What you need to do
The entries below are to be repeated exactly as they stand.

Records to use
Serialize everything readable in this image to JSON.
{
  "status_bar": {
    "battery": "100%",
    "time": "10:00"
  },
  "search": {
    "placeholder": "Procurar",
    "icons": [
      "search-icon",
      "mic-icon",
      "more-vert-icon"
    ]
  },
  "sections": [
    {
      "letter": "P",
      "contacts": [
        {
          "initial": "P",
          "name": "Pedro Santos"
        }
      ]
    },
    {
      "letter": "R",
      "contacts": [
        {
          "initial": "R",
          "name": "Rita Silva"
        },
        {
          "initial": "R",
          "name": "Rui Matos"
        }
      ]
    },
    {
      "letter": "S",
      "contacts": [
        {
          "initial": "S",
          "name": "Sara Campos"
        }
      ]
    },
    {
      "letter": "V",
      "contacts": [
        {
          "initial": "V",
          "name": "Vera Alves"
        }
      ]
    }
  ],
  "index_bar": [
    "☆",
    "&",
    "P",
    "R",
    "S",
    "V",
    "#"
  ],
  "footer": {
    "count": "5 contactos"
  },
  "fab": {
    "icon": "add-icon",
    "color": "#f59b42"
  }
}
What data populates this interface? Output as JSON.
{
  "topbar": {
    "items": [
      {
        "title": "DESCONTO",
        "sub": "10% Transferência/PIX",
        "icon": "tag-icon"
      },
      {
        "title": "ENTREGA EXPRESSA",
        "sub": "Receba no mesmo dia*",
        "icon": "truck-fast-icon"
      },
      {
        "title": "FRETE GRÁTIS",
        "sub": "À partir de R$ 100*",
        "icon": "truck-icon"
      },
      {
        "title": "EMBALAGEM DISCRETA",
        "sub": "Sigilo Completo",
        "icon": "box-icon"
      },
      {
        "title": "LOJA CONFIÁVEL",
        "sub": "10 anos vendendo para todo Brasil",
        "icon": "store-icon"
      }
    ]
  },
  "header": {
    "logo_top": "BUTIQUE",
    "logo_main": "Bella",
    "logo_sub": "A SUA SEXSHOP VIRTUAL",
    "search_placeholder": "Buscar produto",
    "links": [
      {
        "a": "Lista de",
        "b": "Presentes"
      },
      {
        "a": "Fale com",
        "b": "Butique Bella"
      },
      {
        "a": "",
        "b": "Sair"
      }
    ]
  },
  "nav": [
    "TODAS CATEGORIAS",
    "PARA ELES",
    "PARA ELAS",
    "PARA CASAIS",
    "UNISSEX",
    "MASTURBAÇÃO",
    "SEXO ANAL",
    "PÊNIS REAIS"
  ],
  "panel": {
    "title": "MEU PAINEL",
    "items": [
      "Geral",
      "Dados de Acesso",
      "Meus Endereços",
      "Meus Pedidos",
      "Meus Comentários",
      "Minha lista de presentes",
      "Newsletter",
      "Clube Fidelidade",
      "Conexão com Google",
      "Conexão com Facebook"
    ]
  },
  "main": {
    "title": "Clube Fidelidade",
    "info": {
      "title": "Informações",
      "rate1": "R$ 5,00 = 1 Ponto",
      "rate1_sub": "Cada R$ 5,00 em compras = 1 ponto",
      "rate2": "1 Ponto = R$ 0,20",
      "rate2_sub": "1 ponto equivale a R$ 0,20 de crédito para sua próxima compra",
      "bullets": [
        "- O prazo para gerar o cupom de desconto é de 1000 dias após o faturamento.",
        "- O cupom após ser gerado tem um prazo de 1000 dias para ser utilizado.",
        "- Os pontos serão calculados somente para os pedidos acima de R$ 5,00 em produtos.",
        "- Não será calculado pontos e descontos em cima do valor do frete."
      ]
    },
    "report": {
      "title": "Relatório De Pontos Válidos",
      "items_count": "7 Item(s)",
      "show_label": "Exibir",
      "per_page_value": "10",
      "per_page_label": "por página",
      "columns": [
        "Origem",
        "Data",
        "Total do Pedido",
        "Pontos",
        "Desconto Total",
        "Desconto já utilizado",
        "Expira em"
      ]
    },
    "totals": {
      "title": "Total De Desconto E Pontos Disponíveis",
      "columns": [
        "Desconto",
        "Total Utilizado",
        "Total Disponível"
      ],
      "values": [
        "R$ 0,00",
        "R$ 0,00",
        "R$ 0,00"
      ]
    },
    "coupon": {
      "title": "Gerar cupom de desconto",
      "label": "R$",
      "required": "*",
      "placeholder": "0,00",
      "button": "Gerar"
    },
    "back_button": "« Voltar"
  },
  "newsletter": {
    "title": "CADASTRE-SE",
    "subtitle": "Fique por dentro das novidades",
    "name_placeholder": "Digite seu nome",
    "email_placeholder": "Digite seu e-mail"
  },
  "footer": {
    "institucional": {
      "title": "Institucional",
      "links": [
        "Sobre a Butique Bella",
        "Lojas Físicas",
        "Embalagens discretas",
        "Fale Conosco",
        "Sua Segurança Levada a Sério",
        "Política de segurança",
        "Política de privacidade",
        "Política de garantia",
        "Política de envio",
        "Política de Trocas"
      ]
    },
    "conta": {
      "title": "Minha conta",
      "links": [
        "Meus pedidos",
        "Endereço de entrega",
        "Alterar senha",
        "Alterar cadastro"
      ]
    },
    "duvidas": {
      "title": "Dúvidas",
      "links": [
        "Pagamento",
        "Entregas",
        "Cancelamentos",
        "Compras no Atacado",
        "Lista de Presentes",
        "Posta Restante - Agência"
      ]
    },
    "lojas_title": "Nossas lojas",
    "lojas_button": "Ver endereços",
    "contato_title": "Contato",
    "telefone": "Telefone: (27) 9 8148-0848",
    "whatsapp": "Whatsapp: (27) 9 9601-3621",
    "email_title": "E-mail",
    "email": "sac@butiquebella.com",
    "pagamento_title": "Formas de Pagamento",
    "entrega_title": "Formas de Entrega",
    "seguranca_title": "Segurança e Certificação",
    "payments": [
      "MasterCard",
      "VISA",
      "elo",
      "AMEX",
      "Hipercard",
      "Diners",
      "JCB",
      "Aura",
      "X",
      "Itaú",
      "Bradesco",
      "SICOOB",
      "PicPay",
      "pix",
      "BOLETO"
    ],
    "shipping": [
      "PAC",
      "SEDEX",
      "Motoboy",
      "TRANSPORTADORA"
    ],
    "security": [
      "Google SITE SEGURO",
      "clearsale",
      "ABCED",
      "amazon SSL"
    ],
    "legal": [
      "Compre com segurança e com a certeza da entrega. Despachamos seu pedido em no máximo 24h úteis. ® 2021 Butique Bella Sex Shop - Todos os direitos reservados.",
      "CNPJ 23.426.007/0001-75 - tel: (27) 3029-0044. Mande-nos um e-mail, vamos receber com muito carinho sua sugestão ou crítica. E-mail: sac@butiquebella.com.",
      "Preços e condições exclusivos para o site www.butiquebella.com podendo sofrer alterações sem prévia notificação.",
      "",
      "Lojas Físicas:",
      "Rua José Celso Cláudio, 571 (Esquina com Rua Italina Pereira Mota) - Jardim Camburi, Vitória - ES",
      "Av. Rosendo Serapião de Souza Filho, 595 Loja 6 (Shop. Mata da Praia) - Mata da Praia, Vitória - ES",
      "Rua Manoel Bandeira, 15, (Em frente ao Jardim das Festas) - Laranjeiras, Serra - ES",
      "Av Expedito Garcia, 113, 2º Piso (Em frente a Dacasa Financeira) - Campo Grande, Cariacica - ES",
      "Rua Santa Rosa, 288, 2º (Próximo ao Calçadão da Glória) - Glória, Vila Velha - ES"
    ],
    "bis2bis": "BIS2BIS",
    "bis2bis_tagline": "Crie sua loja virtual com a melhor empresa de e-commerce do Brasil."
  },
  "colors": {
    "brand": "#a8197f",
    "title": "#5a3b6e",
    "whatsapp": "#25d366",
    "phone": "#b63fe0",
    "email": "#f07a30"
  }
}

Completed exercise
Serialize everything readable in this image to JSON.
{
  "status_bar": {
    "battery": "100%",
    "time": "10:00"
  },
  "search": {
    "placeholder": "Procurar",
    "icons": [
      "search-icon",
      "mic-icon",
      "more-vert-icon"
    ]
  },
  "sections": [
    {
      "letter": "P",
      "contacts": [
        {
          "initial": "P",
          "name": "Pedro Santos"
        }
      ]
    },
    {
      "letter": "R",
      "contacts": [
        {
          "initial": "R",
          "name": "Rita Silva"
        },
        {
          "initial": "R",
          "name": "Rui Matos"
        }
      ]
    },
    {
      "letter": "S",
      "contacts": [
        {
          "initial": "S",
          "name": "Sara Campos"
        }
      ]
    },
    {
      "letter": "V",
      "contacts": [
        {
          "initial": "V",
          "name": "Vera Alves"
        }
      ]
    }
  ],
  "index_bar": [
    "☆",
    "&",
    "P",
    "R",
    "S",
    "V",
    "#"
  ],
  "footer": {
    "count": "5 contactos"
  },
  "fab": {
    "icon": "add-icon",
    "color": "#f59b42"
  }
}
What data populates this interface? Output as JSON.
{
  "topbar": {
    "items": [
      {
        "title": "DESCONTO",
        "sub": "10% Transferência/PIX",
        "icon": "tag-icon"
      },
      {
        "title": "ENTREGA EXPRESSA",
        "sub": "Receba no mesmo dia*",
        "icon": "truck-fast-icon"
      },
      {
        "title": "FRETE GRÁTIS",
        "sub": "À partir de R$ 100*",
        "icon": "truck-icon"
      },
      {
        "title": "EMBALAGEM DISCRETA",
        "sub": "Sigilo Completo",
        "icon": "box-icon"
      },
      {
        "title": "LOJA CONFIÁVEL",
        "sub": "10 anos vendendo para todo Brasil",
        "icon": "store-icon"
      }
    ]
  },
  "header": {
    "logo_top": "BUTIQUE",
    "logo_main": "Bella",
    "logo_sub": "A SUA SEXSHOP VIRTUAL",
    "search_placeholder": "Buscar produto",
    "links": [
      {
        "a": "Lista de",
        "b": "Presentes"
      },
      {
        "a": "Fale com",
        "b": "Butique Bella"
      },
      {
        "a": "",
        "b": "Sair"
      }
    ]
  },
  "nav": [
    "TODAS CATEGORIAS",
    "PARA ELES",
    "PARA ELAS",
    "PARA CASAIS",
    "UNISSEX",
    "MASTURBAÇÃO",
    "SEXO ANAL",
    "PÊNIS REAIS"
  ],
  "panel": {
    "title": "MEU PAINEL",
    "items": [
      "Geral",
      "Dados de Acesso",
      "Meus Endereços",
      "Meus Pedidos",
      "Meus Comentários",
      "Minha lista de presentes",
      "Newsletter",
      "Clube Fidelidade",
      "Conexão com Google",
      "Conexão com Facebook"
    ]
  },
  "main": {
    "title": "Clube Fidelidade",
    "info": {
      "title": "Informações",
      "rate1": "R$ 5,00 = 1 Ponto",
      "rate1_sub": "Cada R$ 5,00 em compras = 1 ponto",
      "rate2": "1 Ponto = R$ 0,20",
      "rate2_sub": "1 ponto equivale a R$ 0,20 de crédito para sua próxima compra",
      "bullets": [
        "- O prazo para gerar o cupom de desconto é de 1000 dias após o faturamento.",
        "- O cupom após ser gerado tem um prazo de 1000 dias para ser utilizado.",
        "- Os pontos serão calculados somente para os pedidos acima de R$ 5,00 em produtos.",
        "- Não será calculado pontos e descontos em cima do valor do frete."
      ]
    },
    "report": {
      "title": "Relatório De Pontos Válidos",
      "items_count": "7 Item(s)",
      "show_label": "Exibir",
      "per_page_value": "10",
      "per_page_label": "por página",
      "columns": [
        "Origem",
        "Data",
        "Total do Pedido",
        "Pontos",
        "Desconto Total",
        "Desconto já utilizado",
        "Expira em"
      ]
    },
    "totals": {
      "title": "Total De Desconto E Pontos Disponíveis",
      "columns": [
        "Desconto",
        "Total Utilizado",
        "Total Disponível"
      ],
      "values": [
        "R$ 0,00",
        "R$ 0,00",
        "R$ 0,00"
      ]
    },
    "coupon": {
      "title": "Gerar cupom de desconto",
      "label": "R$",
      "required": "*",
      "placeholder": "0,00",
      "button": "Gerar"
    },
    "back_button": "« Voltar"
  },
  "newsletter": {
    "title": "CADASTRE-SE",
    "subtitle": "Fique por dentro das novidades",
    "name_placeholder": "Digite seu nome",
    "email_placeholder": "Digite seu e-mail"
  },
  "footer": {
    "institucional": {
      "title": "Institucional",
      "links": [
        "Sobre a Butique Bella",
        "Lojas Físicas",
        "Embalagens discretas",
        "Fale Conosco",
        "Sua Segurança Levada a Sério",
        "Política de segurança",
        "Política de privacidade",
        "Política de garantia",
        "Política de envio",
        "Política de Trocas"
      ]
    },
    "conta": {
      "title": "Minha conta",
      "links": [
        "Meus pedidos",
        "Endereço de entrega",
        "Alterar senha",
        "Alterar cadastro"
      ]
    },
    "duvidas": {
      "title": "Dúvidas",
      "links": [
        "Pagamento",
        "Entregas",
        "Cancelamentos",
        "Compras no Atacado",
        "Lista de Presentes",
        "Posta Restante - Agência"
      ]
    },
    "lojas_title": "Nossas lojas",
    "lojas_button": "Ver endereços",
    "contato_title": "Contato",
    "telefone": "Telefone: (27) 9 8148-0848",
    "whatsapp": "Whatsapp: (27) 9 9601-3621",
    "email_title": "E-mail",
    "email": "sac@butiquebella.com",
    "pagamento_title": "Formas de Pagamento",
    "entrega_title": "Formas de Entrega",
    "seguranca_title": "Segurança e Certificação",
    "payments": [
      "MasterCard",
      "VISA",
      "elo",
      "AMEX",
      "Hipercard",
      "Diners",
      "JCB",
      "Aura",
      "X",
      "Itaú",
      "Bradesco",
      "SICOOB",
      "PicPay",
      "pix",
      "BOLETO"
    ],
    "shipping": [
      "PAC",
      "SEDEX",
      "Motoboy",
      "TRANSPORTADORA"
    ],
    "security": [
      "Google SITE SEGURO",
      "clearsale",
      "ABCED",
      "amazon SSL"
    ],
    "legal": [
      "Compre com segurança e com a certeza da entrega. Despachamos seu pedido em no máximo 24h úteis. ® 2021 Butique Bella Sex Shop - Todos os direitos reservados.",
      "CNPJ 23.426.007/0001-75 - tel: (27) 3029-0044. Mande-nos um e-mail, vamos receber com muito carinho sua sugestão ou crítica. E-mail: sac@butiquebella.com.",
      "Preços e condições exclusivos para o site www.butiquebella.com podendo sofrer alterações sem prévia notificação.",
      "",
      "Lojas Físicas:",
      "Rua José Celso Cláudio, 571 (Esquina com Rua Italina Pereira Mota) - Jardim Camburi, Vitória - ES",
      "Av. Rosendo Serapião de Souza Filho, 595 Loja 6 (Shop. Mata da Praia) - Mata da Praia, Vitória - ES",
      "Rua Manoel Bandeira, 15, (Em frente ao Jardim das Festas) - Laranjeiras, Serra - ES",
      "Av Expedito Garcia, 113, 2º Piso (Em frente a Dacasa Financeira) - Campo Grande, Cariacica - ES",
      "Rua Santa Rosa, 288, 2º (Próximo ao Calçadão da Glória) - Glória, Vila Velha - ES"
    ],
    "bis2bis": "BIS2BIS",
    "bis2bis_tagline": "Crie sua loja virtual com a melhor empresa de e-commerce do Brasil."
  },
  "colors": {
    "brand": "#a8197f",
    "title": "#5a3b6e",
    "whatsapp": "#25d366",
    "phone": "#b63fe0",
    "email": "#f07a30"
  }
}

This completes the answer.